▸ WHAT YOU NEED TO DO
Exactly how many lines have the word "added"? Answer with the bare number.

(Source data)
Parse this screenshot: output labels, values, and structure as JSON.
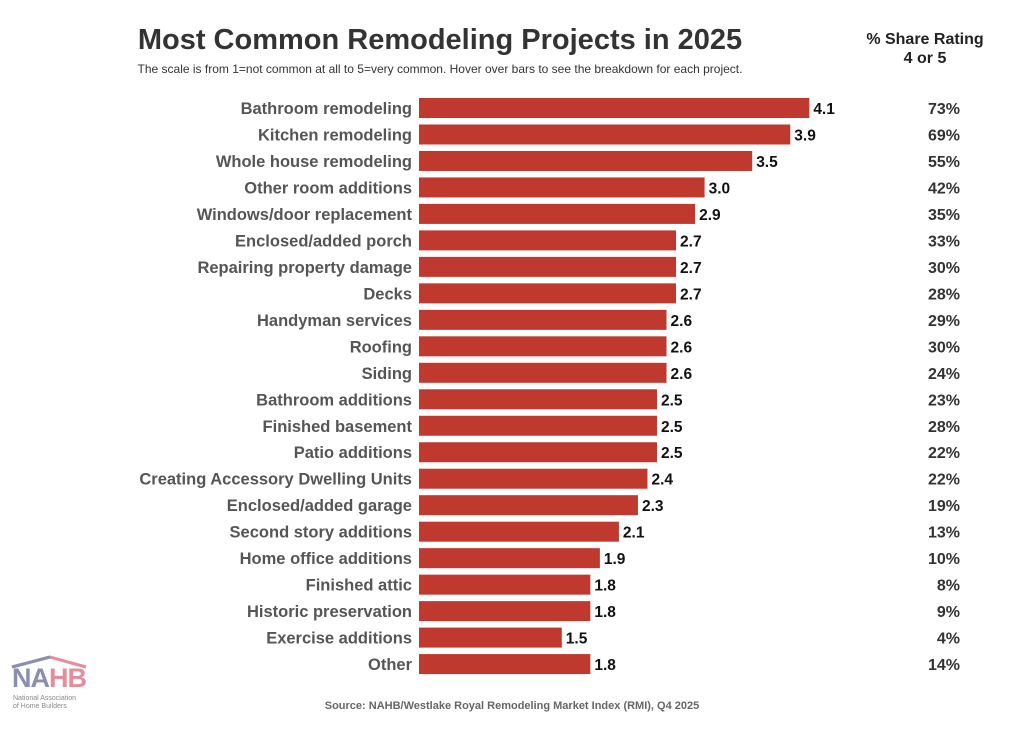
{
  "chart_data": {
    "type": "bar",
    "orientation": "horizontal",
    "title": "Most Common Remodeling Projects in 2025",
    "subtitle": "The scale is from 1=not common at all to 5=very common. Hover over bars to see the breakdown for each project.",
    "secondary_column_header": "% Share Rating 4 or 5",
    "source": "Source: NAHB/Westlake Royal Remodeling Market Index (RMI), Q4 2025",
    "xlim": [
      0,
      5
    ],
    "grid": false,
    "bar_color": "#c0392f",
    "categories": [
      "Bathroom remodeling",
      "Kitchen remodeling",
      "Whole house remodeling",
      "Other room additions",
      "Windows/door replacement",
      "Enclosed/added porch",
      "Repairing property damage",
      "Decks",
      "Handyman services",
      "Roofing",
      "Siding",
      "Bathroom additions",
      "Finished basement",
      "Patio additions",
      "Creating Accessory Dwelling Units",
      "Enclosed/added garage",
      "Second story additions",
      "Home office additions",
      "Finished attic",
      "Historic preservation",
      "Exercise additions",
      "Other"
    ],
    "values": [
      4.1,
      3.9,
      3.5,
      3.0,
      2.9,
      2.7,
      2.7,
      2.7,
      2.6,
      2.6,
      2.6,
      2.5,
      2.5,
      2.5,
      2.4,
      2.3,
      2.1,
      1.9,
      1.8,
      1.8,
      1.5,
      1.8
    ],
    "value_labels": [
      "4.1",
      "3.9",
      "3.5",
      "3.0",
      "2.9",
      "2.7",
      "2.7",
      "2.7",
      "2.6",
      "2.6",
      "2.6",
      "2.5",
      "2.5",
      "2.5",
      "2.4",
      "2.3",
      "2.1",
      "1.9",
      "1.8",
      "1.8",
      "1.5",
      "1.8"
    ],
    "share": [
      "73%",
      "69%",
      "55%",
      "42%",
      "35%",
      "33%",
      "30%",
      "28%",
      "29%",
      "30%",
      "24%",
      "23%",
      "28%",
      "22%",
      "22%",
      "19%",
      "13%",
      "10%",
      "8%",
      "9%",
      "4%",
      "14%"
    ]
  },
  "logo": {
    "text": "NAHB",
    "subtext": "National Association of Home Builders"
  }
}
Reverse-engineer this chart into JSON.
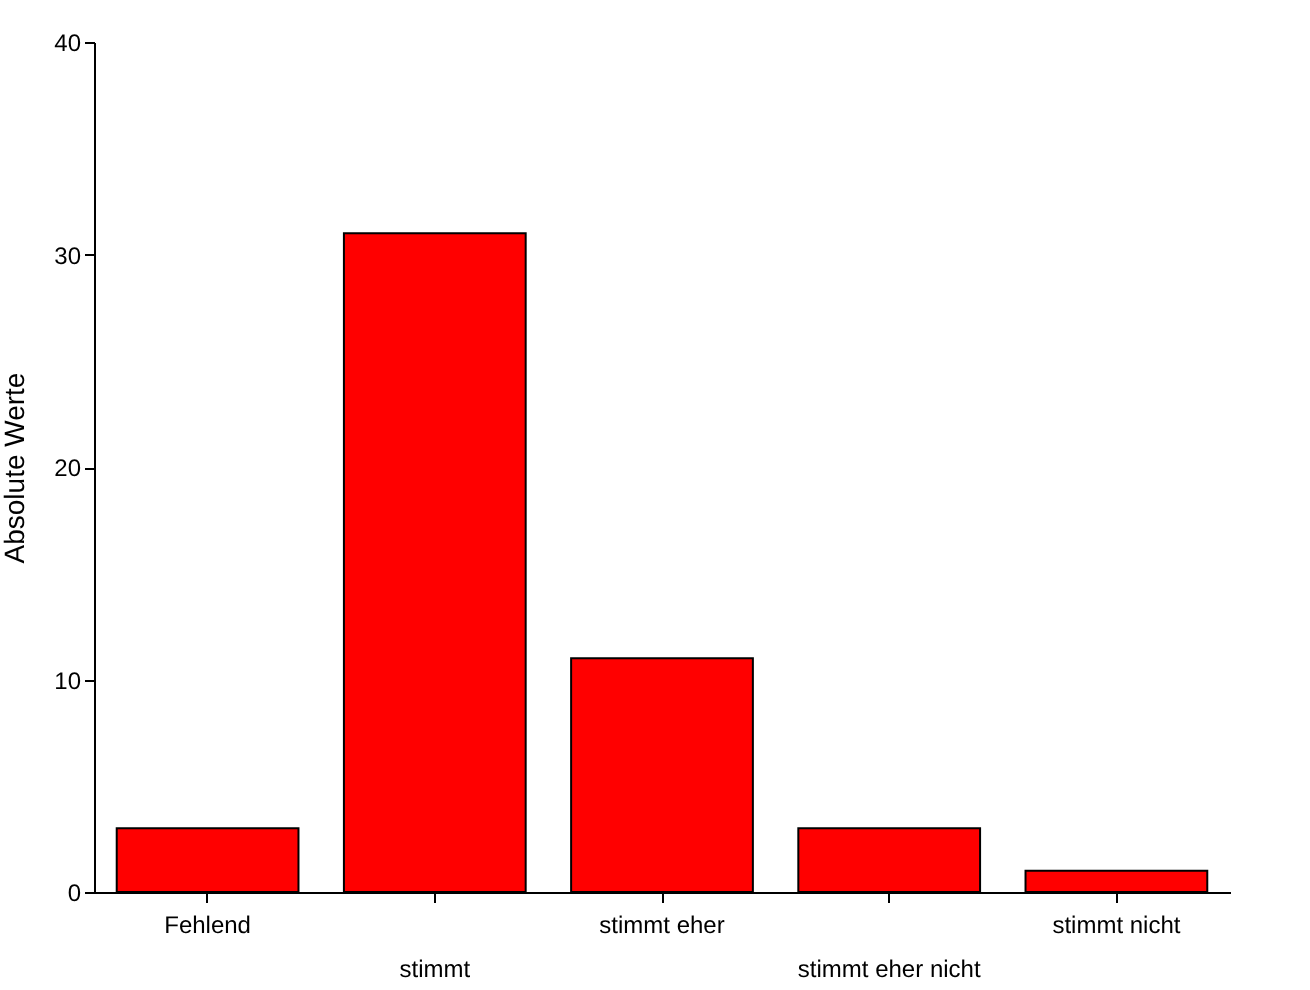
{
  "chart_data": {
    "type": "bar",
    "ylabel": "Absolute Werte",
    "categories": [
      "Fehlend",
      "stimmt",
      "stimmt eher",
      "stimmt eher nicht",
      "stimmt nicht"
    ],
    "values": [
      3,
      31,
      11,
      3,
      1
    ],
    "color": "#ff0000",
    "ylim": [
      0,
      40
    ],
    "yticks": [
      0,
      10,
      20,
      30,
      40
    ],
    "grid": false
  }
}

▸ EXERCISE ANSWER
2